TO DO -
Read the listing below and copy out every line that holds "this".

TASK INPUT -
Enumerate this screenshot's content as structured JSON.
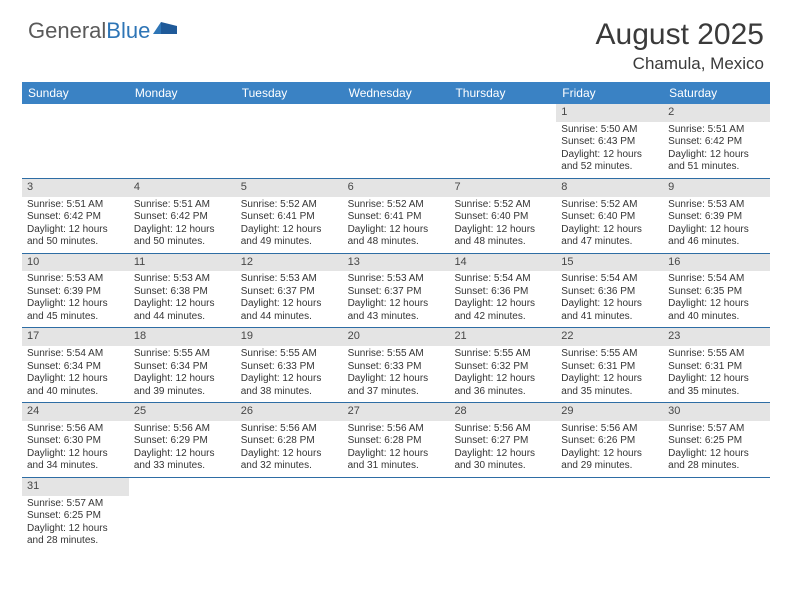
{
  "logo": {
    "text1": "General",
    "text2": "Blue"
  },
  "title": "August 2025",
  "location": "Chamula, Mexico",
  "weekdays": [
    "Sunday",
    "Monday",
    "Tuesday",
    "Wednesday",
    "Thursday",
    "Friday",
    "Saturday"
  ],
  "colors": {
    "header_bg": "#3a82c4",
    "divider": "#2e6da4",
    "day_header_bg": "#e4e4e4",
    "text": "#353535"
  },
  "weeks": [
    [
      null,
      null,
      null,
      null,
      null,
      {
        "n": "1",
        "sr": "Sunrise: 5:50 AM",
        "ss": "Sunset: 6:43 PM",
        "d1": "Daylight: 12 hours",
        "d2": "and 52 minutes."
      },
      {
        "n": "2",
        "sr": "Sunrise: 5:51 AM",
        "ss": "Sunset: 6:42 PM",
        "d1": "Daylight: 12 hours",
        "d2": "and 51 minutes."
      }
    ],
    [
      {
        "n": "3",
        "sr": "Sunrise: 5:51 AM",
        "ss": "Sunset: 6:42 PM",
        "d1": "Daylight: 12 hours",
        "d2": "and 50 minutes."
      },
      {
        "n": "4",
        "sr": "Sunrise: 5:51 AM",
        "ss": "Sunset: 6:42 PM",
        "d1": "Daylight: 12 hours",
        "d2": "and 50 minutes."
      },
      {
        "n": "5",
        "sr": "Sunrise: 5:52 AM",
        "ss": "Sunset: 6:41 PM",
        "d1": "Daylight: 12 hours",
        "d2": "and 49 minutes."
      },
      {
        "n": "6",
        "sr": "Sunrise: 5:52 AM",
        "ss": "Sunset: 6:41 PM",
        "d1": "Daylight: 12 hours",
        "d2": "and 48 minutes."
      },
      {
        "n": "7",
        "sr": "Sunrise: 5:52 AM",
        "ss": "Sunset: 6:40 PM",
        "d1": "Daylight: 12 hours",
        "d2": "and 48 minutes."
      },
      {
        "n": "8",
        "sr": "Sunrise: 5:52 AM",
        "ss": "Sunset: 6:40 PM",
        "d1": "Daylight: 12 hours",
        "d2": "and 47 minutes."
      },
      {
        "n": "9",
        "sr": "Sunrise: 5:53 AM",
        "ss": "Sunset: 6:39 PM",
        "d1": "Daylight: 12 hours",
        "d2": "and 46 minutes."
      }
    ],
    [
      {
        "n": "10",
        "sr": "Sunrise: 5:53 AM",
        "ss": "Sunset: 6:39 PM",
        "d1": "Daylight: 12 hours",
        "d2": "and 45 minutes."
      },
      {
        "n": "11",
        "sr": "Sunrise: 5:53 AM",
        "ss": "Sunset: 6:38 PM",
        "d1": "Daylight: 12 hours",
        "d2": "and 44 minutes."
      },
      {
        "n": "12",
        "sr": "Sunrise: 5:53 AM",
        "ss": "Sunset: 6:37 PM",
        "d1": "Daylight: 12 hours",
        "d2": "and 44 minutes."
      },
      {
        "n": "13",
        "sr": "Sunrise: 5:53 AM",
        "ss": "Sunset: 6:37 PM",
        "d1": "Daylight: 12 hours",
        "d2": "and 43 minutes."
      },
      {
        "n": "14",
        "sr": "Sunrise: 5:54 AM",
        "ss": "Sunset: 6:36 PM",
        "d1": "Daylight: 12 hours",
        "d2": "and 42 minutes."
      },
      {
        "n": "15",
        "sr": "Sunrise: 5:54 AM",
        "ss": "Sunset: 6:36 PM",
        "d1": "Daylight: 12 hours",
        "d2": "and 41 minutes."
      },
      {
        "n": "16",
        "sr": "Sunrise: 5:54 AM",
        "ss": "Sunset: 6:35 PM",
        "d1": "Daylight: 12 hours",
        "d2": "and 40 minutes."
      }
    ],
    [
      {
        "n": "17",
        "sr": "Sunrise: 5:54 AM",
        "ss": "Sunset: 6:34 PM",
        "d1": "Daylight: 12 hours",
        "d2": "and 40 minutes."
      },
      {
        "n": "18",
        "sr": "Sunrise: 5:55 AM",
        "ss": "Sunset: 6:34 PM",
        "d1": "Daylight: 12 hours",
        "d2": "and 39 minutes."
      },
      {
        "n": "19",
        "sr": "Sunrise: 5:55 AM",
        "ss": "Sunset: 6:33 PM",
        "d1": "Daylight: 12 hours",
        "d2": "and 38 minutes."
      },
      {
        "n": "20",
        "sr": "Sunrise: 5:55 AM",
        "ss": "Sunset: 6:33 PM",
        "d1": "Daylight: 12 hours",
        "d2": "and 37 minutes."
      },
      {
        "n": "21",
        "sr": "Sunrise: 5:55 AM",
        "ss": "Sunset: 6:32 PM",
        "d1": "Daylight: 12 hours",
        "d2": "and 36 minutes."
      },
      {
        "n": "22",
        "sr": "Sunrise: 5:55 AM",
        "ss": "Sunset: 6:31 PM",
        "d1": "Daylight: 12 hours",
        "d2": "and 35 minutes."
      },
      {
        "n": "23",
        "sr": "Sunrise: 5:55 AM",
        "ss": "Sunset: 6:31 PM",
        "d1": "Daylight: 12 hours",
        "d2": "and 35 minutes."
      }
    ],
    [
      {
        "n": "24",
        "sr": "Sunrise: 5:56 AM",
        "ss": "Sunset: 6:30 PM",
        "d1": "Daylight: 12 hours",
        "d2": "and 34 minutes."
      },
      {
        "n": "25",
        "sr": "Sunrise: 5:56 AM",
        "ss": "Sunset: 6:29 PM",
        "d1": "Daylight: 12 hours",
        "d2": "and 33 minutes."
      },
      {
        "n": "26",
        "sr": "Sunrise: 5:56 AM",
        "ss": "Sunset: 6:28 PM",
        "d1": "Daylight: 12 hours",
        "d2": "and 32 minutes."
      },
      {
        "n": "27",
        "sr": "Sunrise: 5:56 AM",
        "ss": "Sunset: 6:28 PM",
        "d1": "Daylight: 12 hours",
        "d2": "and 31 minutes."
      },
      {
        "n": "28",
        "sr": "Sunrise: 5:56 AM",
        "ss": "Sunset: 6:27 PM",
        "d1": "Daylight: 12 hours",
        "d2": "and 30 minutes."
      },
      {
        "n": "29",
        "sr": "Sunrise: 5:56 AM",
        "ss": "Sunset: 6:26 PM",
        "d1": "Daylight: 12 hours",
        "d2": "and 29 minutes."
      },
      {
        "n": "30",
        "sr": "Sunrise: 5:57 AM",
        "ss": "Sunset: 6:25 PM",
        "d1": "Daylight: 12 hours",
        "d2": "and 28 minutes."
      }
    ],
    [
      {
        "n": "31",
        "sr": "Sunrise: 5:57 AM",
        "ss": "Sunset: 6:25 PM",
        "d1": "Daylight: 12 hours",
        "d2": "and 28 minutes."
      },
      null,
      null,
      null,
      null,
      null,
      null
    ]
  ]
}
--
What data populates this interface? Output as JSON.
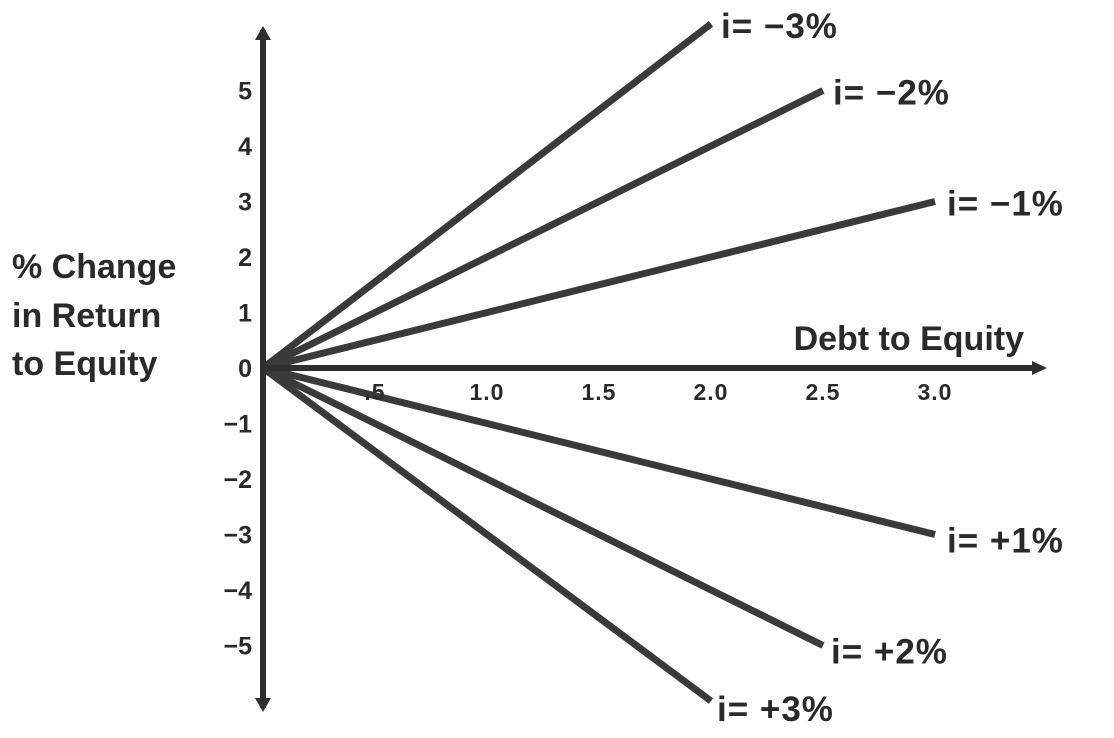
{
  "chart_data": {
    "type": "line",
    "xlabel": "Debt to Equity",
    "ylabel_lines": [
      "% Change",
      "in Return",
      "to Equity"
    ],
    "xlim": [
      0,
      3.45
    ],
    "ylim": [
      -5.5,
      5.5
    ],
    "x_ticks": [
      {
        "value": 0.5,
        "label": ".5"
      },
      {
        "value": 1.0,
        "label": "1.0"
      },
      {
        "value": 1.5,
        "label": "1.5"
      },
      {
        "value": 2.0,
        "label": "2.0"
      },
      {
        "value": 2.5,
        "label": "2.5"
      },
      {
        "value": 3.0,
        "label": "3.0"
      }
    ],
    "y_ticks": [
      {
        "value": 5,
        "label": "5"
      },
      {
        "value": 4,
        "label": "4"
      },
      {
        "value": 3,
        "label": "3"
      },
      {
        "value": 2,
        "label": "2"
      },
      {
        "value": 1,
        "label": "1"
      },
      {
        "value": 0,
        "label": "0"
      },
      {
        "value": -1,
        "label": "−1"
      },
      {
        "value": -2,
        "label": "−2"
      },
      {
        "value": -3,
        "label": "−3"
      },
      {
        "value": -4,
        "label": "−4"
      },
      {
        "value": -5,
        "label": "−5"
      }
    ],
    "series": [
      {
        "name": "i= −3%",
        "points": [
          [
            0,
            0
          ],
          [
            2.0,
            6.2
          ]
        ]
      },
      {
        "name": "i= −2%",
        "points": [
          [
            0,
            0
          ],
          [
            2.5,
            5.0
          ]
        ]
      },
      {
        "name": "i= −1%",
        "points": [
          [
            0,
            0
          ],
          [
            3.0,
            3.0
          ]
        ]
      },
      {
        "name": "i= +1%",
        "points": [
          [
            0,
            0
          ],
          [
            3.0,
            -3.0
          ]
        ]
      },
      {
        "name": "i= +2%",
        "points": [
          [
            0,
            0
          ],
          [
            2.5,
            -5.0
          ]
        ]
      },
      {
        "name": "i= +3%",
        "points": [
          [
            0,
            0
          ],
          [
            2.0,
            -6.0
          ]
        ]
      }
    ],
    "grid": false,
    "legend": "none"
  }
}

ANSWER TO THE PROBLEM -
Enumerate this screenshot's content as structured JSON.
What data populates this interface? Output as JSON.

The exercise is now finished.